## TEXT SECTION
○ ○ ○

From a circular cylinder of diameter 10 cm and height 12 cm, a conical cavity of the same base radius and of the same height is hollowed out. Find the volume and the whole surface of the remaining solid. Leave the answer in π

Given,

Height of the cylinder (H) = 12 cm

Radius of the base of the cylinder (R) = $\dfrac{\text{diameter}}{2} = \dfrac{10}{2}$ = 5 cm

Height of the cone (h) = 12 cm

Radius of the cone (r) = 5 cm

Volume of the remaining part = Volume of cylinder - Volume of cone

= πR²H - $\dfrac{1}{3}$ πr²h

$= π \times 5^2 \times 12 - π \times \dfrac{1}{3} \times 5^2 \times 12 \\[1em] = π(25 \times 12 - 25 \times 4) \\[1em] = π(300 - 100) \\[1em] = 200 π \text{ cm}^3$

∴ The volume of the remaining solid is 200 π cm³.

○ ○ ○

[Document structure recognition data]

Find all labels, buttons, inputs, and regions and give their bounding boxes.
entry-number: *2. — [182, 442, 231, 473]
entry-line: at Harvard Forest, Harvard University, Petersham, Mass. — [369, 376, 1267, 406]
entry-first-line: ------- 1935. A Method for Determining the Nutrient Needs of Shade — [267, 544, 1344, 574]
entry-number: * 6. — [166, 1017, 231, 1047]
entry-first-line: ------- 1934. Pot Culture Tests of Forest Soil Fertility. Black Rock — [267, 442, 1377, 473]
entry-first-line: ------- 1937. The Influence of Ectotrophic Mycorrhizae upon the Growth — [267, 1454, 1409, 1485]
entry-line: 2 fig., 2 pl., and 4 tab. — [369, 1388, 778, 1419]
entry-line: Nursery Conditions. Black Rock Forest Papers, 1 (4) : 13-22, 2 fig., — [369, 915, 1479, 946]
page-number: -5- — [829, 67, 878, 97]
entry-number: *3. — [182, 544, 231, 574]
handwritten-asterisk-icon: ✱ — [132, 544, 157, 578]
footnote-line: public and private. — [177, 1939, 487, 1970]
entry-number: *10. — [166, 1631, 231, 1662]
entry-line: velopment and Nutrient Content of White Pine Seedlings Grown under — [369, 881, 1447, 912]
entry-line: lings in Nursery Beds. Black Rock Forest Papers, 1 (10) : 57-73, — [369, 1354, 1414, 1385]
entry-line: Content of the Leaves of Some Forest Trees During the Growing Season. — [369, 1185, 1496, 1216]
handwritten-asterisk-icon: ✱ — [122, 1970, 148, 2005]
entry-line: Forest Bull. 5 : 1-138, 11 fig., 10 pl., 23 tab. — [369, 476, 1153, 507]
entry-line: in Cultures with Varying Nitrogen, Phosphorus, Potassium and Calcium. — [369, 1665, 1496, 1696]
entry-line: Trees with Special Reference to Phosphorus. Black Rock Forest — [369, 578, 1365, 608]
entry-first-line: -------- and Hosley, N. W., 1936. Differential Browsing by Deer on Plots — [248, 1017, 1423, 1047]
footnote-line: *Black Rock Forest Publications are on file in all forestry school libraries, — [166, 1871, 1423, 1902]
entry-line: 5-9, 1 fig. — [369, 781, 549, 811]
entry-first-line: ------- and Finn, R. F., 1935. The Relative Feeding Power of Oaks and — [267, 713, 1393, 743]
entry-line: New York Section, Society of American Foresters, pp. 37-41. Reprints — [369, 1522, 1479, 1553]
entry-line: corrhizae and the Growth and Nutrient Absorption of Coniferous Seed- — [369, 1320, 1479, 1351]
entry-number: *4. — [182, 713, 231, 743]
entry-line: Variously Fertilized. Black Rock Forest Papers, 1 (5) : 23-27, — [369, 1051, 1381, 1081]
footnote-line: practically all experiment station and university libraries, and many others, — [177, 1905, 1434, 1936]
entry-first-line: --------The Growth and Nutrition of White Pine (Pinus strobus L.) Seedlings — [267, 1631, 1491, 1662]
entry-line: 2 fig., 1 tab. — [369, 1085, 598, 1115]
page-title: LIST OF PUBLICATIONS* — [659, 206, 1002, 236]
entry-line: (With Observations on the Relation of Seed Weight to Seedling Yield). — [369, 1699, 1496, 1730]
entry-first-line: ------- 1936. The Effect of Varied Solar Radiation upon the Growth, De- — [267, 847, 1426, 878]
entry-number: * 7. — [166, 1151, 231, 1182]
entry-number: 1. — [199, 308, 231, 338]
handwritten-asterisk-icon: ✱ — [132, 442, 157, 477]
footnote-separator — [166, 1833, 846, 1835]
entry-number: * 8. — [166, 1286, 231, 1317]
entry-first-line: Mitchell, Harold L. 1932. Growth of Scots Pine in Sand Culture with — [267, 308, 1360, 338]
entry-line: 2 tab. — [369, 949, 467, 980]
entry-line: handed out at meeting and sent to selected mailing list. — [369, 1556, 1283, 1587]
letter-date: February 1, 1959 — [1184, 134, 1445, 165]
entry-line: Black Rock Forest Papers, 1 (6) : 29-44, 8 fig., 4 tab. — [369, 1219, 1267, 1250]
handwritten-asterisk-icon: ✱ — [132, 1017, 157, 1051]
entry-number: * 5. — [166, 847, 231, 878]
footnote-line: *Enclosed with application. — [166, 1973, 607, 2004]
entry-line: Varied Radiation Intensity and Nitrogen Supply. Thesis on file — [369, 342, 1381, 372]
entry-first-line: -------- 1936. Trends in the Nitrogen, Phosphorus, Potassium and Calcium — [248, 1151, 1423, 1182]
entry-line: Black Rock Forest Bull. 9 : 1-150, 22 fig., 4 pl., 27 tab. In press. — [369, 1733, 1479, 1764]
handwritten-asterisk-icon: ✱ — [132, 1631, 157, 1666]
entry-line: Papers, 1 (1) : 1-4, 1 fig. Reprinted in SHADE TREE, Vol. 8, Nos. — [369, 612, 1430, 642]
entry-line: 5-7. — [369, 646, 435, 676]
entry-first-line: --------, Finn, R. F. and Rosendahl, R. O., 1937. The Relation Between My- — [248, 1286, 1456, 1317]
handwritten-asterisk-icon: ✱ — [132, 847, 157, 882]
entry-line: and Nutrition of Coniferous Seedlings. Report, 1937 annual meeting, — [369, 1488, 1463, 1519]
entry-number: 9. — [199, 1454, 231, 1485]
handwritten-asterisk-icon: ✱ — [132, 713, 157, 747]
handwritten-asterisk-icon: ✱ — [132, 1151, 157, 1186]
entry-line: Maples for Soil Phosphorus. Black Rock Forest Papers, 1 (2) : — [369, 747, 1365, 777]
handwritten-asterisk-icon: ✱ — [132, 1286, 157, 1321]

○ ○ ○

## PROBLEMS TO WORK ON
**a.** Could you update the cylinder-and-cone solution so that it begins at the words "Radius of the base", stops after "is 200 π cm³.", and has "cone" replaced with "conical cavity"?
**b.** What follows the last line of the cylinder-and-cone solution? Continue it from there.

## ANSWERS TO THE TASKS
**a.**
Radius of the base of the cylinder (R) = $\dfrac{\text{diameter}}{2} = \dfrac{10}{2}$ = 5 cm

Height of the conical cavity (h) = 12 cm

Radius of the conical cavity (r) = 5 cm

Volume of the remaining part = Volume of cylinder - Volume of conical cavity

= πR²H - $\dfrac{1}{3}$ πr²h

$= π \times 5^2 \times 12 - π \times \dfrac{1}{3} \times 5^2 \times 12 \\[1em] = π(25 \times 12 - 25 \times 4) \\[1em] = π(300 - 100) \\[1em] = 200 π \text{ cm}^3$

∴ The volume of the remaining solid is 200 π cm³.

**b.**
By formula,

l² = r² + h²

⇒ l² = 5² + 12²

⇒ l² = 25 + 144

⇒ l² = 169

⇒ l = $\sqrt{169}$ = 13 cm

Total surface area of remaining solid = Curved surface area of cylinder + curved surface area of cone + base area of cylinder

= 2πRH + πrl + πR²

= π(2RH + rl + R²)

= π(2 × 5 × 12 + 5 × 13 + 5²)

= π(120 + 65 + 25)

= 210 π cm².

Hence, the volume of the remaining solid is 200 π cm³ and total surface area of remaining solid is 210 π cm².